» **Task**: Below are entries; tally how many lines hold the string "background" and answer with only that figure.

» **Data provided**:
+---+

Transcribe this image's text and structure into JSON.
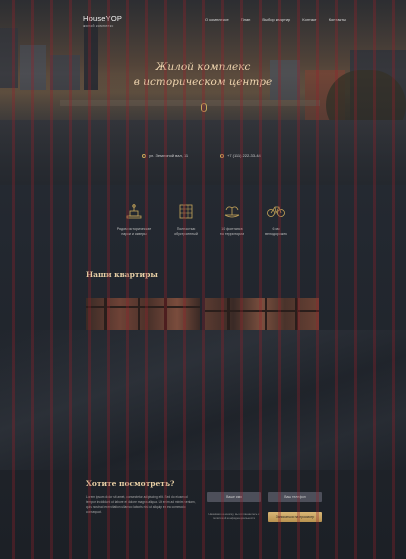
{
  "header": {
    "logo": "HouseYOP",
    "logo_sub": "жилой комплекс",
    "menu": [
      "О комплексе",
      "План",
      "Выбор квартир",
      "Контакт",
      "Контакты"
    ]
  },
  "hero": {
    "title_line1": "Жилой комплекс",
    "title_line2": "в историческом центре"
  },
  "contacts": {
    "address": "ул. Земляной вал, 11",
    "phone": "+7 (111) 222-33-44"
  },
  "features": [
    {
      "icon": "monument-icon",
      "label1": "Рядом исторические",
      "label2": "парки и скверы"
    },
    {
      "icon": "building-icon",
      "label1": "Полностью",
      "label2": "обустроенный"
    },
    {
      "icon": "fountain-icon",
      "label1": "10 фонтанов",
      "label2": "на территории"
    },
    {
      "icon": "bicycle-icon",
      "label1": "6 км",
      "label2": "велодорожек"
    }
  ],
  "apartments": {
    "title": "Наши квартиры"
  },
  "cta": {
    "title": "Хотите посмотреть?",
    "text": "Lorem ipsum dolor sit amet, consectetur adipiscing elit. Sed do eiusmod tempor incididunt ut labore et dolore magna aliqua. Ut enim ad minim veniam, quis nostrud exercitation ullamco laboris nisi ut aliquip ex ea commodo consequat.",
    "name_placeholder": "Ваше имя",
    "phone_placeholder": "Ваш телефон",
    "policy": "Нажимая на кнопку, вы соглашаетесь с политикой конфиденциальности",
    "submit_label": "Записаться на просмотр"
  },
  "colors": {
    "accent": "#c9a75a",
    "title_gold": "#e7cfa5",
    "background": "#1e2328"
  }
}
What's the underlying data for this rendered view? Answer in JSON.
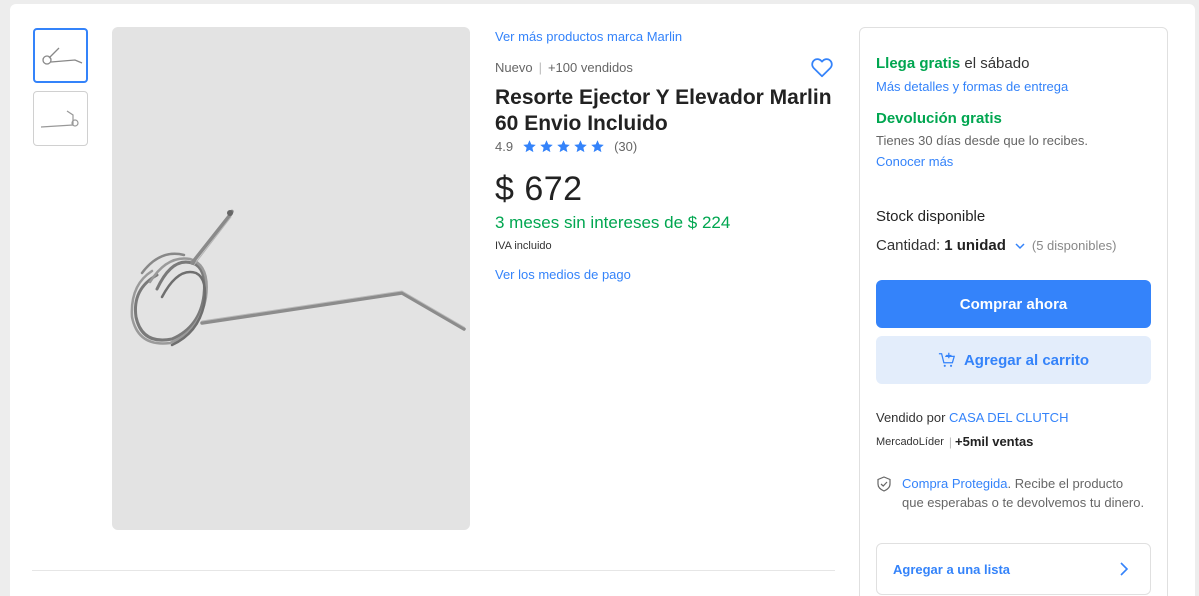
{
  "gallery": {
    "thumbnails": [
      "spring-front",
      "spring-side"
    ],
    "main_image": "spring-main"
  },
  "product": {
    "brand_link": "Ver más productos marca Marlin",
    "condition": "Nuevo",
    "separator": "|",
    "sold": "+100 vendidos",
    "title": "Resorte Ejector Y Elevador Marlin 60 Envio Incluido",
    "rating_value": "4.9",
    "stars": 5,
    "review_count": "(30)",
    "price": "$ 672",
    "installments": "3 meses sin intereses de $ 224",
    "tax_note": "IVA incluido",
    "payment_link": "Ver los medios de pago"
  },
  "buybox": {
    "shipping_free": "Llega gratis",
    "shipping_day": " el sábado",
    "shipping_link": "Más detalles y formas de entrega",
    "return_title": "Devolución gratis",
    "return_text": "Tienes 30 días desde que lo recibes.",
    "return_link": "Conocer más",
    "stock": "Stock disponible",
    "qty_label": "Cantidad:",
    "qty_value": "1 unidad",
    "qty_available": "(5 disponibles)",
    "buy_button": "Comprar ahora",
    "cart_button": "Agregar al carrito",
    "seller_prefix": "Vendido por ",
    "seller_name": "CASA DEL CLUTCH",
    "leader_badge": "MercadoLíder",
    "leader_sales": "+5mil ventas",
    "protect_link": "Compra Protegida",
    "protect_text": ". Recibe el producto que esperabas o te devolvemos tu dinero.",
    "list_button": "Agregar a una lista"
  },
  "colors": {
    "accent": "#3483fa",
    "green": "#00a650",
    "cart_bg": "#e3edfb",
    "background": "#ededed"
  },
  "icons": [
    "heart-icon",
    "star-icon",
    "chevron-down-icon",
    "cart-add-icon",
    "shield-check-icon",
    "chevron-right-icon"
  ]
}
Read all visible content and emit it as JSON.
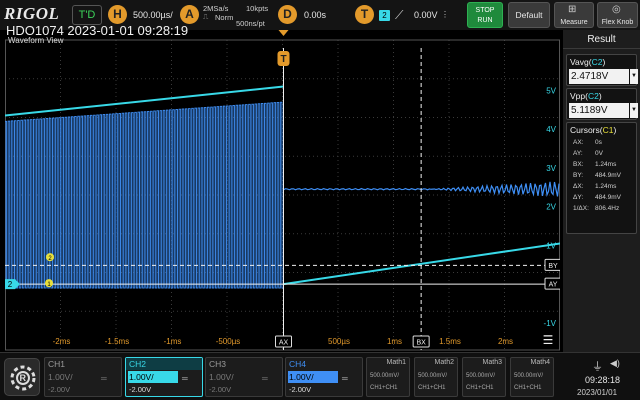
{
  "topbar": {
    "logo": "RIGOL",
    "trigger_status": "T'D",
    "horizontal": {
      "key": "H",
      "timebase": "500.00µs/",
      "sample_rate": "2MSa/s",
      "memory_depth": "10kpts",
      "mode": "Norm",
      "sample_interval": "500ns/pt"
    },
    "acquire": {
      "key": "A"
    },
    "delay": {
      "key": "D",
      "value": "0.00s"
    },
    "trigger": {
      "key": "T",
      "channel": "2",
      "slope_icon": "rising-edge",
      "level": "0.00V"
    },
    "buttons": {
      "stop_run": "STOP\nRUN",
      "default": "Default",
      "measure": "Measure",
      "flex_knob": "Flex Knob"
    }
  },
  "title": {
    "model_datetime": "HDO1074 2023-01-01 09:28:19",
    "view": "Waveform View"
  },
  "grid": {
    "ylabels": [
      "5V",
      "4V",
      "3V",
      "2V",
      "1V",
      "-1V"
    ],
    "xlabels": [
      "-2ms",
      "-1.5ms",
      "-1ms",
      "-500µs",
      "500µs",
      "1ms",
      "1.5ms",
      "2ms"
    ],
    "trigger_pos_label": "T",
    "cursor_labels": {
      "ax": "AX",
      "bx": "BX",
      "ay": "AY",
      "by": "BY"
    },
    "ch1_marker": "1",
    "ch2_marker": "2",
    "ch_marker_ref": "2"
  },
  "result": {
    "title": "Result",
    "measurements": [
      {
        "name": "Vavg",
        "channel": "C2",
        "value": "2.4718V"
      },
      {
        "name": "Vpp",
        "channel": "C2",
        "value": "5.1189V"
      }
    ],
    "cursors": {
      "title": "Cursors",
      "channel": "C1",
      "rows": [
        {
          "k": "AX:",
          "v": "0s"
        },
        {
          "k": "AY:",
          "v": "0V"
        },
        {
          "k": "BX:",
          "v": "1.24ms"
        },
        {
          "k": "BY:",
          "v": "484.9mV"
        },
        {
          "k": "ΔX:",
          "v": "1.24ms"
        },
        {
          "k": "ΔY:",
          "v": "484.9mV"
        },
        {
          "k": "1/ΔX:",
          "v": "806.4Hz"
        }
      ]
    }
  },
  "bottom": {
    "channels": [
      {
        "name": "CH1",
        "scale": "1.00V/",
        "offset": "-2.00V",
        "color": "#e8e03a",
        "active": false,
        "enabled": false
      },
      {
        "name": "CH2",
        "scale": "1.00V/",
        "offset": "-2.00V",
        "color": "#38d9e8",
        "active": true,
        "enabled": true
      },
      {
        "name": "CH3",
        "scale": "1.00V/",
        "offset": "-2.00V",
        "color": "#e04cd0",
        "active": false,
        "enabled": false
      },
      {
        "name": "CH4",
        "scale": "1.00V/",
        "offset": "-2.00V",
        "color": "#3f8ff5",
        "active": false,
        "enabled": true
      }
    ],
    "math": [
      {
        "name": "Math1",
        "line1": "500.00mV/",
        "line2": "CH1+CH1"
      },
      {
        "name": "Math2",
        "line1": "500.00mV/",
        "line2": "CH1+CH1"
      },
      {
        "name": "Math3",
        "line1": "500.00mV/",
        "line2": "CH1+CH1"
      },
      {
        "name": "Math4",
        "line1": "500.00mV/",
        "line2": "CH1+CH1"
      }
    ],
    "time": "09:28:18",
    "date": "2023/01/01"
  },
  "colors": {
    "ch1": "#e8e03a",
    "ch2": "#38d9e8",
    "ch4": "#3f8ff5",
    "accent": "#e39a2b",
    "run": "#1f8a3c"
  }
}
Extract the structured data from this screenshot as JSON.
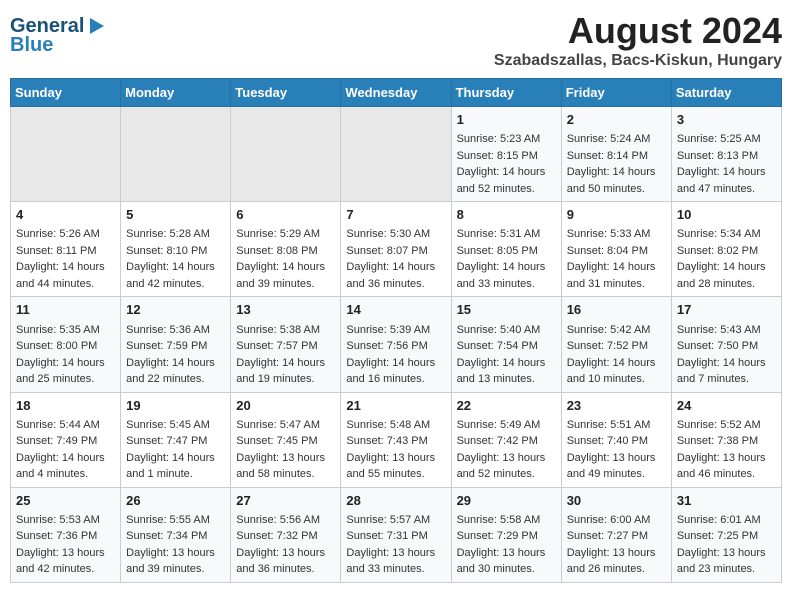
{
  "header": {
    "logo_line1": "General",
    "logo_line2": "Blue",
    "month_year": "August 2024",
    "location": "Szabadszallas, Bacs-Kiskun, Hungary"
  },
  "days_of_week": [
    "Sunday",
    "Monday",
    "Tuesday",
    "Wednesday",
    "Thursday",
    "Friday",
    "Saturday"
  ],
  "weeks": [
    [
      {
        "day": "",
        "info": ""
      },
      {
        "day": "",
        "info": ""
      },
      {
        "day": "",
        "info": ""
      },
      {
        "day": "",
        "info": ""
      },
      {
        "day": "1",
        "info": "Sunrise: 5:23 AM\nSunset: 8:15 PM\nDaylight: 14 hours\nand 52 minutes."
      },
      {
        "day": "2",
        "info": "Sunrise: 5:24 AM\nSunset: 8:14 PM\nDaylight: 14 hours\nand 50 minutes."
      },
      {
        "day": "3",
        "info": "Sunrise: 5:25 AM\nSunset: 8:13 PM\nDaylight: 14 hours\nand 47 minutes."
      }
    ],
    [
      {
        "day": "4",
        "info": "Sunrise: 5:26 AM\nSunset: 8:11 PM\nDaylight: 14 hours\nand 44 minutes."
      },
      {
        "day": "5",
        "info": "Sunrise: 5:28 AM\nSunset: 8:10 PM\nDaylight: 14 hours\nand 42 minutes."
      },
      {
        "day": "6",
        "info": "Sunrise: 5:29 AM\nSunset: 8:08 PM\nDaylight: 14 hours\nand 39 minutes."
      },
      {
        "day": "7",
        "info": "Sunrise: 5:30 AM\nSunset: 8:07 PM\nDaylight: 14 hours\nand 36 minutes."
      },
      {
        "day": "8",
        "info": "Sunrise: 5:31 AM\nSunset: 8:05 PM\nDaylight: 14 hours\nand 33 minutes."
      },
      {
        "day": "9",
        "info": "Sunrise: 5:33 AM\nSunset: 8:04 PM\nDaylight: 14 hours\nand 31 minutes."
      },
      {
        "day": "10",
        "info": "Sunrise: 5:34 AM\nSunset: 8:02 PM\nDaylight: 14 hours\nand 28 minutes."
      }
    ],
    [
      {
        "day": "11",
        "info": "Sunrise: 5:35 AM\nSunset: 8:00 PM\nDaylight: 14 hours\nand 25 minutes."
      },
      {
        "day": "12",
        "info": "Sunrise: 5:36 AM\nSunset: 7:59 PM\nDaylight: 14 hours\nand 22 minutes."
      },
      {
        "day": "13",
        "info": "Sunrise: 5:38 AM\nSunset: 7:57 PM\nDaylight: 14 hours\nand 19 minutes."
      },
      {
        "day": "14",
        "info": "Sunrise: 5:39 AM\nSunset: 7:56 PM\nDaylight: 14 hours\nand 16 minutes."
      },
      {
        "day": "15",
        "info": "Sunrise: 5:40 AM\nSunset: 7:54 PM\nDaylight: 14 hours\nand 13 minutes."
      },
      {
        "day": "16",
        "info": "Sunrise: 5:42 AM\nSunset: 7:52 PM\nDaylight: 14 hours\nand 10 minutes."
      },
      {
        "day": "17",
        "info": "Sunrise: 5:43 AM\nSunset: 7:50 PM\nDaylight: 14 hours\nand 7 minutes."
      }
    ],
    [
      {
        "day": "18",
        "info": "Sunrise: 5:44 AM\nSunset: 7:49 PM\nDaylight: 14 hours\nand 4 minutes."
      },
      {
        "day": "19",
        "info": "Sunrise: 5:45 AM\nSunset: 7:47 PM\nDaylight: 14 hours\nand 1 minute."
      },
      {
        "day": "20",
        "info": "Sunrise: 5:47 AM\nSunset: 7:45 PM\nDaylight: 13 hours\nand 58 minutes."
      },
      {
        "day": "21",
        "info": "Sunrise: 5:48 AM\nSunset: 7:43 PM\nDaylight: 13 hours\nand 55 minutes."
      },
      {
        "day": "22",
        "info": "Sunrise: 5:49 AM\nSunset: 7:42 PM\nDaylight: 13 hours\nand 52 minutes."
      },
      {
        "day": "23",
        "info": "Sunrise: 5:51 AM\nSunset: 7:40 PM\nDaylight: 13 hours\nand 49 minutes."
      },
      {
        "day": "24",
        "info": "Sunrise: 5:52 AM\nSunset: 7:38 PM\nDaylight: 13 hours\nand 46 minutes."
      }
    ],
    [
      {
        "day": "25",
        "info": "Sunrise: 5:53 AM\nSunset: 7:36 PM\nDaylight: 13 hours\nand 42 minutes."
      },
      {
        "day": "26",
        "info": "Sunrise: 5:55 AM\nSunset: 7:34 PM\nDaylight: 13 hours\nand 39 minutes."
      },
      {
        "day": "27",
        "info": "Sunrise: 5:56 AM\nSunset: 7:32 PM\nDaylight: 13 hours\nand 36 minutes."
      },
      {
        "day": "28",
        "info": "Sunrise: 5:57 AM\nSunset: 7:31 PM\nDaylight: 13 hours\nand 33 minutes."
      },
      {
        "day": "29",
        "info": "Sunrise: 5:58 AM\nSunset: 7:29 PM\nDaylight: 13 hours\nand 30 minutes."
      },
      {
        "day": "30",
        "info": "Sunrise: 6:00 AM\nSunset: 7:27 PM\nDaylight: 13 hours\nand 26 minutes."
      },
      {
        "day": "31",
        "info": "Sunrise: 6:01 AM\nSunset: 7:25 PM\nDaylight: 13 hours\nand 23 minutes."
      }
    ]
  ]
}
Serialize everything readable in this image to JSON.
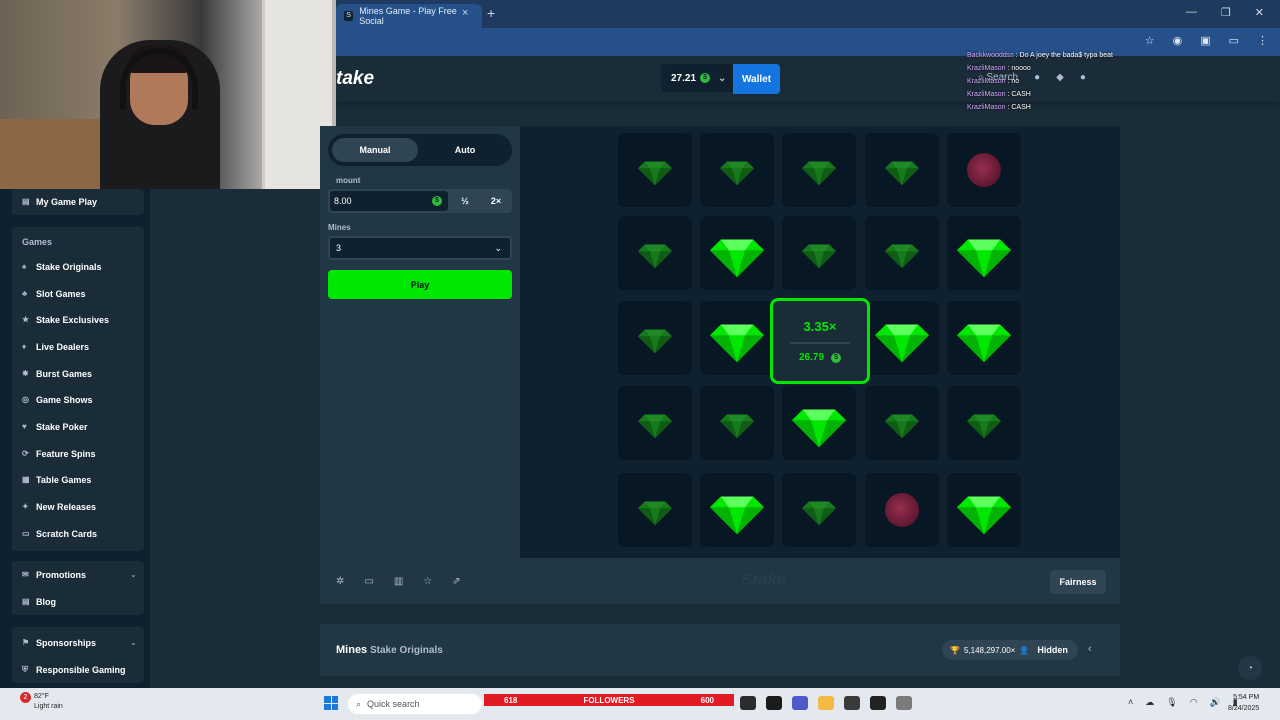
{
  "browser": {
    "tab_title": "Mines Game - Play Free Social",
    "tab_favicon": "S",
    "close_tab": "×",
    "new_tab": "+",
    "window_controls": [
      "—",
      "❐",
      "✕"
    ]
  },
  "header": {
    "logo": "take",
    "balance": "27.21",
    "currency_symbol": "$",
    "balance_dropdown": "⌄",
    "wallet_label": "Wallet",
    "search_label": "Search"
  },
  "chat": [
    {
      "user": "Backkwooddss",
      "message": "Do A joey the bada$ typa beat"
    },
    {
      "user": "KrazliMason",
      "message": "noooo"
    },
    {
      "user": "KrazliMason",
      "message": "no"
    },
    {
      "user": "KrazliMason",
      "message": "CASH"
    },
    {
      "user": "KrazliMason",
      "message": "CASH"
    }
  ],
  "sidebar": {
    "my_game_play": "My Game Play",
    "games_heading": "Games",
    "items": [
      {
        "label": "Stake Originals"
      },
      {
        "label": "Slot Games"
      },
      {
        "label": "Stake Exclusives"
      },
      {
        "label": "Live Dealers"
      },
      {
        "label": "Burst Games"
      },
      {
        "label": "Game Shows"
      },
      {
        "label": "Stake Poker"
      },
      {
        "label": "Feature Spins"
      },
      {
        "label": "Table Games"
      },
      {
        "label": "New Releases"
      },
      {
        "label": "Scratch Cards"
      }
    ],
    "promotions": "Promotions",
    "blog": "Blog",
    "sponsorships": "Sponsorships",
    "responsible_gaming": "Responsible Gaming"
  },
  "controls": {
    "tab_manual": "Manual",
    "tab_auto": "Auto",
    "bet_label": "mount",
    "bet_value": "8.00",
    "half_label": "½",
    "double_label": "2×",
    "mines_label": "Mines",
    "mines_value": "3",
    "play_label": "Play"
  },
  "board": {
    "grid": [
      [
        "gem-hidden",
        "gem-hidden",
        "gem-hidden",
        "gem-hidden",
        "mine"
      ],
      [
        "gem-hidden",
        "gem",
        "gem-hidden",
        "gem-hidden",
        "gem"
      ],
      [
        "gem-hidden",
        "gem",
        "win",
        "gem",
        "gem"
      ],
      [
        "gem-hidden",
        "gem-hidden",
        "gem",
        "gem-hidden",
        "gem-hidden"
      ],
      [
        "gem-hidden",
        "gem",
        "gem-hidden",
        "mine",
        "gem"
      ]
    ],
    "win_multiplier": "3.35×",
    "win_amount": "26.79"
  },
  "footer": {
    "watermark": "Stake",
    "fairness": "Fairness"
  },
  "game_info": {
    "name": "Mines",
    "category": "Stake Originals",
    "record": "5,148,297.00×",
    "hidden": "Hidden"
  },
  "taskbar": {
    "notification_count": "2",
    "temperature": "82°F",
    "weather": "Light rain",
    "search_placeholder": "Quick search",
    "followers_current": "618",
    "followers_label": "FOLLOWERS",
    "followers_goal": "600",
    "time": "5:54 PM",
    "date": "8/24/2025"
  },
  "colors": {
    "accent_green": "#00e701",
    "wallet_blue": "#1475e1",
    "bg_dark": "#0f212e",
    "bg_mid": "#1a2c38",
    "panel": "#213743"
  }
}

+---+

» **Response to the exercise**: 2